▼
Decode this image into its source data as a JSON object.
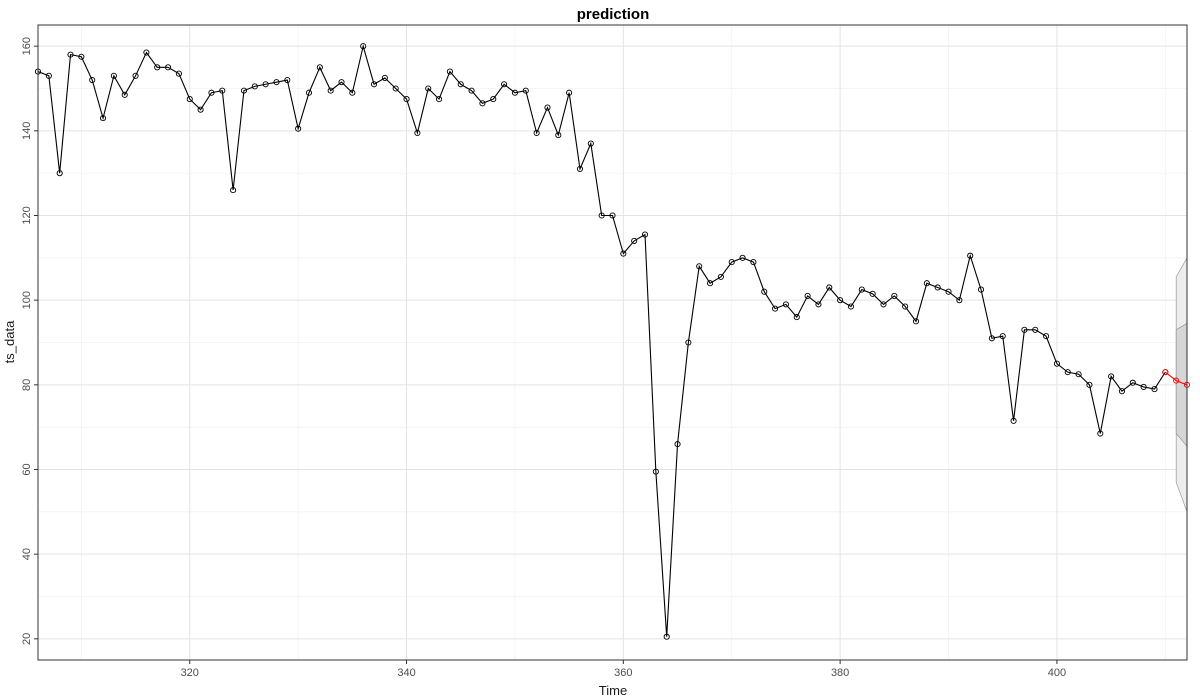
{
  "chart_data": {
    "type": "line",
    "title": "prediction",
    "xlabel": "Time",
    "ylabel": "ts_data",
    "xlim": [
      306,
      412
    ],
    "ylim": [
      15,
      165
    ],
    "x_ticks": [
      320,
      340,
      360,
      380,
      400
    ],
    "y_ticks": [
      20,
      40,
      60,
      80,
      100,
      120,
      140,
      160
    ],
    "grid": true,
    "series": [
      {
        "color": "#000000",
        "x": [
          306,
          307,
          308,
          309,
          310,
          311,
          312,
          313,
          314,
          315,
          316,
          317,
          318,
          319,
          320,
          321,
          322,
          323,
          324,
          325,
          326,
          327,
          328,
          329,
          330,
          331,
          332,
          333,
          334,
          335,
          336,
          337,
          338,
          339,
          340,
          341,
          342,
          343,
          344,
          345,
          346,
          347,
          348,
          349,
          350,
          351,
          352,
          353,
          354,
          355,
          356,
          357,
          358,
          359,
          360,
          361,
          362,
          363,
          364,
          365,
          366,
          367,
          368,
          369,
          370,
          371,
          372,
          373,
          374,
          375,
          376,
          377,
          378,
          379,
          380,
          381,
          382,
          383,
          384,
          385,
          386,
          387,
          388,
          389,
          390,
          391,
          392,
          393,
          394,
          395,
          396,
          397,
          398,
          399,
          400,
          401,
          402,
          403,
          404,
          405,
          406,
          407,
          408,
          409,
          410
        ],
        "values": [
          154,
          153,
          130,
          158,
          157.5,
          152,
          143,
          153,
          148.5,
          153,
          158.5,
          155,
          155,
          153.5,
          147.5,
          145,
          149,
          149.5,
          126,
          149.5,
          150.5,
          151,
          151.5,
          152,
          140.5,
          149,
          155,
          149.5,
          151.5,
          149,
          160,
          151,
          152.5,
          150,
          147.5,
          139.5,
          150,
          147.5,
          154,
          151,
          149.5,
          146.5,
          147.5,
          151,
          149,
          149.5,
          139.5,
          145.5,
          139,
          149,
          131,
          137,
          120,
          120,
          111,
          114,
          115.5,
          59.5,
          20.5,
          66,
          90,
          108,
          104,
          105.5,
          109,
          110,
          109,
          102,
          98,
          99,
          96,
          101,
          99,
          103,
          100,
          98.5,
          102.5,
          101.5,
          99,
          101,
          98.5,
          95,
          104,
          103,
          102,
          100,
          110.5,
          102.5,
          91,
          91.5,
          71.5,
          93,
          93,
          91.5,
          85,
          83,
          82.5,
          80,
          68.5,
          82,
          78.5,
          80.5,
          79.5,
          79,
          83
        ]
      },
      {
        "color": "#ff0000",
        "x": [
          410,
          411,
          412
        ],
        "values": [
          83,
          81,
          80
        ]
      }
    ],
    "bands": [
      {
        "fill": "#ededed",
        "x": [
          411,
          412
        ],
        "lower": [
          57,
          50
        ],
        "upper": [
          105.5,
          110
        ]
      },
      {
        "fill": "#d6d6d6",
        "x": [
          411,
          412
        ],
        "lower": [
          68.5,
          65.5
        ],
        "upper": [
          93,
          94.5
        ]
      }
    ]
  }
}
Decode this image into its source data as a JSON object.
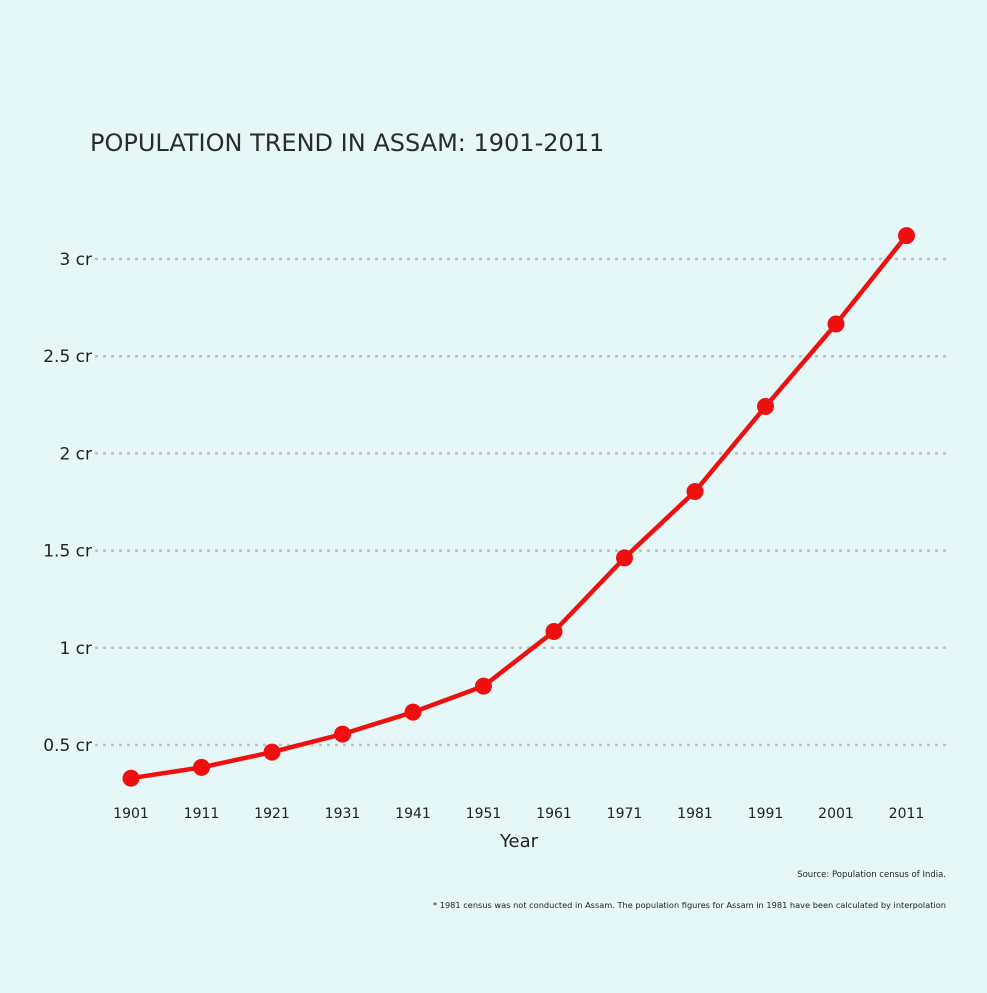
{
  "chart_data": {
    "type": "line",
    "title": "POPULATION TREND IN ASSAM: 1901-2011",
    "xlabel": "Year",
    "ylabel": "",
    "categories": [
      "1901",
      "1911",
      "1921",
      "1931",
      "1941",
      "1951",
      "1961",
      "1971",
      "1981",
      "1991",
      "2001",
      "2011"
    ],
    "series": [
      {
        "name": "",
        "values": [
          3289680,
          3848617,
          4636980,
          5560371,
          6694790,
          8028856,
          10837329,
          14625152,
          18041248,
          22414322,
          26655528,
          31205576
        ]
      }
    ],
    "y_ticks": [
      {
        "value": 5000000,
        "label": "0.5 cr"
      },
      {
        "value": 10000000,
        "label": "1 cr"
      },
      {
        "value": 15000000,
        "label": "1.5 cr"
      },
      {
        "value": 20000000,
        "label": "2 cr"
      },
      {
        "value": 25000000,
        "label": "2.5 cr"
      },
      {
        "value": 30000000,
        "label": "3 cr"
      }
    ],
    "ylim": [
      2900000,
      32600000
    ],
    "grid": "horizontal dotted",
    "legend": "none",
    "colors": {
      "series": "#ee0f0f",
      "background": "#e6f7f7",
      "grid": "#b9c2c4",
      "text": "#222222"
    },
    "source": "Source: Population census of India.",
    "footnote": "* 1981 census was not conducted in Assam. The population figures for Assam in 1981 have been calculated by interpolation"
  }
}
▲
- **SHORT EXERCISE**
Extract the text of all the records above verbatim, excluding pictures.

- **COMPLETE OUTPUT**
Decode this image into its source data as a JSON object.
{
  "chart_data": {
    "type": "line",
    "title": "prediction",
    "xlabel": "Time",
    "ylabel": "ts_data",
    "xlim": [
      306,
      412
    ],
    "ylim": [
      15,
      165
    ],
    "x_ticks": [
      320,
      340,
      360,
      380,
      400
    ],
    "y_ticks": [
      20,
      40,
      60,
      80,
      100,
      120,
      140,
      160
    ],
    "grid": true,
    "series": [
      {
        "color": "#000000",
        "x": [
          306,
          307,
          308,
          309,
          310,
          311,
          312,
          313,
          314,
          315,
          316,
          317,
          318,
          319,
          320,
          321,
          322,
          323,
          324,
          325,
          326,
          327,
          328,
          329,
          330,
          331,
          332,
          333,
          334,
          335,
          336,
          337,
          338,
          339,
          340,
          341,
          342,
          343,
          344,
          345,
          346,
          347,
          348,
          349,
          350,
          351,
          352,
          353,
          354,
          355,
          356,
          357,
          358,
          359,
          360,
          361,
          362,
          363,
          364,
          365,
          366,
          367,
          368,
          369,
          370,
          371,
          372,
          373,
          374,
          375,
          376,
          377,
          378,
          379,
          380,
          381,
          382,
          383,
          384,
          385,
          386,
          387,
          388,
          389,
          390,
          391,
          392,
          393,
          394,
          395,
          396,
          397,
          398,
          399,
          400,
          401,
          402,
          403,
          404,
          405,
          406,
          407,
          408,
          409,
          410
        ],
        "values": [
          154,
          153,
          130,
          158,
          157.5,
          152,
          143,
          153,
          148.5,
          153,
          158.5,
          155,
          155,
          153.5,
          147.5,
          145,
          149,
          149.5,
          126,
          149.5,
          150.5,
          151,
          151.5,
          152,
          140.5,
          149,
          155,
          149.5,
          151.5,
          149,
          160,
          151,
          152.5,
          150,
          147.5,
          139.5,
          150,
          147.5,
          154,
          151,
          149.5,
          146.5,
          147.5,
          151,
          149,
          149.5,
          139.5,
          145.5,
          139,
          149,
          131,
          137,
          120,
          120,
          111,
          114,
          115.5,
          59.5,
          20.5,
          66,
          90,
          108,
          104,
          105.5,
          109,
          110,
          109,
          102,
          98,
          99,
          96,
          101,
          99,
          103,
          100,
          98.5,
          102.5,
          101.5,
          99,
          101,
          98.5,
          95,
          104,
          103,
          102,
          100,
          110.5,
          102.5,
          91,
          91.5,
          71.5,
          93,
          93,
          91.5,
          85,
          83,
          82.5,
          80,
          68.5,
          82,
          78.5,
          80.5,
          79.5,
          79,
          83
        ]
      },
      {
        "color": "#ff0000",
        "x": [
          410,
          411,
          412
        ],
        "values": [
          83,
          81,
          80
        ]
      }
    ],
    "bands": [
      {
        "fill": "#ededed",
        "x": [
          411,
          412
        ],
        "lower": [
          57,
          50
        ],
        "upper": [
          105.5,
          110
        ]
      },
      {
        "fill": "#d6d6d6",
        "x": [
          411,
          412
        ],
        "lower": [
          68.5,
          65.5
        ],
        "upper": [
          93,
          94.5
        ]
      }
    ]
  }
}
Decode this image into its source data as a JSON object.
{
  "chart_data": {
    "type": "line",
    "title": "POPULATION TREND IN ASSAM: 1901-2011",
    "xlabel": "Year",
    "ylabel": "",
    "categories": [
      "1901",
      "1911",
      "1921",
      "1931",
      "1941",
      "1951",
      "1961",
      "1971",
      "1981",
      "1991",
      "2001",
      "2011"
    ],
    "series": [
      {
        "name": "",
        "values": [
          3289680,
          3848617,
          4636980,
          5560371,
          6694790,
          8028856,
          10837329,
          14625152,
          18041248,
          22414322,
          26655528,
          31205576
        ]
      }
    ],
    "y_ticks": [
      {
        "value": 5000000,
        "label": "0.5 cr"
      },
      {
        "value": 10000000,
        "label": "1 cr"
      },
      {
        "value": 15000000,
        "label": "1.5 cr"
      },
      {
        "value": 20000000,
        "label": "2 cr"
      },
      {
        "value": 25000000,
        "label": "2.5 cr"
      },
      {
        "value": 30000000,
        "label": "3 cr"
      }
    ],
    "ylim": [
      2900000,
      32600000
    ],
    "grid": "horizontal dotted",
    "legend": "none",
    "colors": {
      "series": "#ee0f0f",
      "background": "#e6f7f7",
      "grid": "#b9c2c4",
      "text": "#222222"
    },
    "source": "Source: Population census of India.",
    "footnote": "* 1981 census was not conducted in Assam. The population figures for Assam in 1981 have been calculated by interpolation"
  }
}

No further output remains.